--- START Information shown ---
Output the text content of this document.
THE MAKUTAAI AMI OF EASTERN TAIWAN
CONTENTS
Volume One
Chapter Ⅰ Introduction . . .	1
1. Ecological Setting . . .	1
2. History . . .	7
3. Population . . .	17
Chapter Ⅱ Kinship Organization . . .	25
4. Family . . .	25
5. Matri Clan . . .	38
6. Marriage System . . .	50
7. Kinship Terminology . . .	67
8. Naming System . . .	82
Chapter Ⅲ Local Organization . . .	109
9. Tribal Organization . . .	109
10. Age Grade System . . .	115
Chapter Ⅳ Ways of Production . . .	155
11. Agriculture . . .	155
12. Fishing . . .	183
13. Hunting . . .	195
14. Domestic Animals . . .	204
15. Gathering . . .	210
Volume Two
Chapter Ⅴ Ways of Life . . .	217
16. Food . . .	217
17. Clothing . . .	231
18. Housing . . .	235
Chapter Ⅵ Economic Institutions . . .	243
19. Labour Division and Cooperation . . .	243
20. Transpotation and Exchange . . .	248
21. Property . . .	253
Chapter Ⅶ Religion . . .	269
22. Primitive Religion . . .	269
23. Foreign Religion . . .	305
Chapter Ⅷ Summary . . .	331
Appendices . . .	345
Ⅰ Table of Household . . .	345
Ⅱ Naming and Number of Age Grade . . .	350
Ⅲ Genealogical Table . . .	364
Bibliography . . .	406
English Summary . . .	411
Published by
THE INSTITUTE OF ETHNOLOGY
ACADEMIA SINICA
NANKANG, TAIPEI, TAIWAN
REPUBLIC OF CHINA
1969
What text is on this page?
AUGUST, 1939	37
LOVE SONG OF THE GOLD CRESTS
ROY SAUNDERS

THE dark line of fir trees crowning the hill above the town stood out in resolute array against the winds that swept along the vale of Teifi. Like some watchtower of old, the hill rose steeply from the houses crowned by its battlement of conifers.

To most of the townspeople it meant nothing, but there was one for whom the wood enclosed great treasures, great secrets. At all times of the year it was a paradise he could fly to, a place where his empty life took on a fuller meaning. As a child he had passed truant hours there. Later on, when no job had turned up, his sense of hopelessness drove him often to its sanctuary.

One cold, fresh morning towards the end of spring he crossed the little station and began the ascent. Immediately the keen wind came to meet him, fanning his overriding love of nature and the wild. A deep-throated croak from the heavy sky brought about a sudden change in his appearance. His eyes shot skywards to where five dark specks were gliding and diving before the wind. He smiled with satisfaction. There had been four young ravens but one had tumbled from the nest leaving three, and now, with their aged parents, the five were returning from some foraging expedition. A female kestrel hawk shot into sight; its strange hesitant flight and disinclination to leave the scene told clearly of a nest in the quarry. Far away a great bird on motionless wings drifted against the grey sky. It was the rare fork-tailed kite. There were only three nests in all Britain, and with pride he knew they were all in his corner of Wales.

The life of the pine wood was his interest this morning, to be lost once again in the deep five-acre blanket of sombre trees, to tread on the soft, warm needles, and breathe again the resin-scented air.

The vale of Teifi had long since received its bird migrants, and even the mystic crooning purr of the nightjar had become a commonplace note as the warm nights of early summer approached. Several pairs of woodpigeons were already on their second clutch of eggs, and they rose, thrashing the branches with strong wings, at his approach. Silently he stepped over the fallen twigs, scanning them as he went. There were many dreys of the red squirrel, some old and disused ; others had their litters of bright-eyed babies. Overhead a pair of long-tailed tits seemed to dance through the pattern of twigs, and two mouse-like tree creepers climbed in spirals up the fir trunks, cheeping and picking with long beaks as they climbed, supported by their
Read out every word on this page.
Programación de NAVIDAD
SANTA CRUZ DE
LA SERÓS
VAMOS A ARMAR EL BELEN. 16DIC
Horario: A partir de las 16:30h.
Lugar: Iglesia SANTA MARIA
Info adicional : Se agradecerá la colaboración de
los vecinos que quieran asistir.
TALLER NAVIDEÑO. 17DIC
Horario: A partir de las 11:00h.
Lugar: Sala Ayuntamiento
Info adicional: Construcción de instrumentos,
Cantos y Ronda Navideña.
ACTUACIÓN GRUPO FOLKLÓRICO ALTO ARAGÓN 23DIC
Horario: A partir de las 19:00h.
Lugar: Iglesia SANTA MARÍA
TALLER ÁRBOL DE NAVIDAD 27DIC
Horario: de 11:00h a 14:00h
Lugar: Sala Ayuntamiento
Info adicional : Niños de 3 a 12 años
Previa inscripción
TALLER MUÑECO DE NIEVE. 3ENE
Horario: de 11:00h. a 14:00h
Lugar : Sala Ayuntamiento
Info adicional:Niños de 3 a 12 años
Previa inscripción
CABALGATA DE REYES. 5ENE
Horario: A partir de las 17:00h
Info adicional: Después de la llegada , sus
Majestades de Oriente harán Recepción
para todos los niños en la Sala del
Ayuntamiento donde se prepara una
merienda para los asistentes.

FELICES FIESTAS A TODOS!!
--- END Information shown ---
> **Directive**
Print the listing above in full, exactly as it is.

> **Response to this task**
Output the text content of this document.
THE MAKUTAAI AMI OF EASTERN TAIWAN
CONTENTS
Volume One
Chapter Ⅰ Introduction . . .	1
1. Ecological Setting . . .	1
2. History . . .	7
3. Population . . .	17
Chapter Ⅱ Kinship Organization . . .	25
4. Family . . .	25
5. Matri Clan . . .	38
6. Marriage System . . .	50
7. Kinship Terminology . . .	67
8. Naming System . . .	82
Chapter Ⅲ Local Organization . . .	109
9. Tribal Organization . . .	109
10. Age Grade System . . .	115
Chapter Ⅳ Ways of Production . . .	155
11. Agriculture . . .	155
12. Fishing . . .	183
13. Hunting . . .	195
14. Domestic Animals . . .	204
15. Gathering . . .	210
Volume Two
Chapter Ⅴ Ways of Life . . .	217
16. Food . . .	217
17. Clothing . . .	231
18. Housing . . .	235
Chapter Ⅵ Economic Institutions . . .	243
19. Labour Division and Cooperation . . .	243
20. Transpotation and Exchange . . .	248
21. Property . . .	253
Chapter Ⅶ Religion . . .	269
22. Primitive Religion . . .	269
23. Foreign Religion . . .	305
Chapter Ⅷ Summary . . .	331
Appendices . . .	345
Ⅰ Table of Household . . .	345
Ⅱ Naming and Number of Age Grade . . .	350
Ⅲ Genealogical Table . . .	364
Bibliography . . .	406
English Summary . . .	411
Published by
THE INSTITUTE OF ETHNOLOGY
ACADEMIA SINICA
NANKANG, TAIPEI, TAIWAN
REPUBLIC OF CHINA
1969
What text is on this page?
AUGUST, 1939	37
LOVE SONG OF THE GOLD CRESTS
ROY SAUNDERS

THE dark line of fir trees crowning the hill above the town stood out in resolute array against the winds that swept along the vale of Teifi. Like some watchtower of old, the hill rose steeply from the houses crowned by its battlement of conifers.

To most of the townspeople it meant nothing, but there was one for whom the wood enclosed great treasures, great secrets. At all times of the year it was a paradise he could fly to, a place where his empty life took on a fuller meaning. As a child he had passed truant hours there. Later on, when no job had turned up, his sense of hopelessness drove him often to its sanctuary.

One cold, fresh morning towards the end of spring he crossed the little station and began the ascent. Immediately the keen wind came to meet him, fanning his overriding love of nature and the wild. A deep-throated croak from the heavy sky brought about a sudden change in his appearance. His eyes shot skywards to where five dark specks were gliding and diving before the wind. He smiled with satisfaction. There had been four young ravens but one had tumbled from the nest leaving three, and now, with their aged parents, the five were returning from some foraging expedition. A female kestrel hawk shot into sight; its strange hesitant flight and disinclination to leave the scene told clearly of a nest in the quarry. Far away a great bird on motionless wings drifted against the grey sky. It was the rare fork-tailed kite. There were only three nests in all Britain, and with pride he knew they were all in his corner of Wales.

The life of the pine wood was his interest this morning, to be lost once again in the deep five-acre blanket of sombre trees, to tread on the soft, warm needles, and breathe again the resin-scented air.

The vale of Teifi had long since received its bird migrants, and even the mystic crooning purr of the nightjar had become a commonplace note as the warm nights of early summer approached. Several pairs of woodpigeons were already on their second clutch of eggs, and they rose, thrashing the branches with strong wings, at his approach. Silently he stepped over the fallen twigs, scanning them as he went. There were many dreys of the red squirrel, some old and disused ; others had their litters of bright-eyed babies. Overhead a pair of long-tailed tits seemed to dance through the pattern of twigs, and two mouse-like tree creepers climbed in spirals up the fir trunks, cheeping and picking with long beaks as they climbed, supported by their
Read out every word on this page.
Programación de NAVIDAD
SANTA CRUZ DE
LA SERÓS
VAMOS A ARMAR EL BELEN. 16DIC
Horario: A partir de las 16:30h.
Lugar: Iglesia SANTA MARIA
Info adicional : Se agradecerá la colaboración de
los vecinos que quieran asistir.
TALLER NAVIDEÑO. 17DIC
Horario: A partir de las 11:00h.
Lugar: Sala Ayuntamiento
Info adicional: Construcción de instrumentos,
Cantos y Ronda Navideña.
ACTUACIÓN GRUPO FOLKLÓRICO ALTO ARAGÓN 23DIC
Horario: A partir de las 19:00h.
Lugar: Iglesia SANTA MARÍA
TALLER ÁRBOL DE NAVIDAD 27DIC
Horario: de 11:00h a 14:00h
Lugar: Sala Ayuntamiento
Info adicional : Niños de 3 a 12 años
Previa inscripción
TALLER MUÑECO DE NIEVE. 3ENE
Horario: de 11:00h. a 14:00h
Lugar : Sala Ayuntamiento
Info adicional:Niños de 3 a 12 años
Previa inscripción
CABALGATA DE REYES. 5ENE
Horario: A partir de las 17:00h
Info adicional: Después de la llegada , sus
Majestades de Oriente harán Recepción
para todos los niños en la Sala del
Ayuntamiento donde se prepara una
merienda para los asistentes.

FELICES FIESTAS A TODOS!!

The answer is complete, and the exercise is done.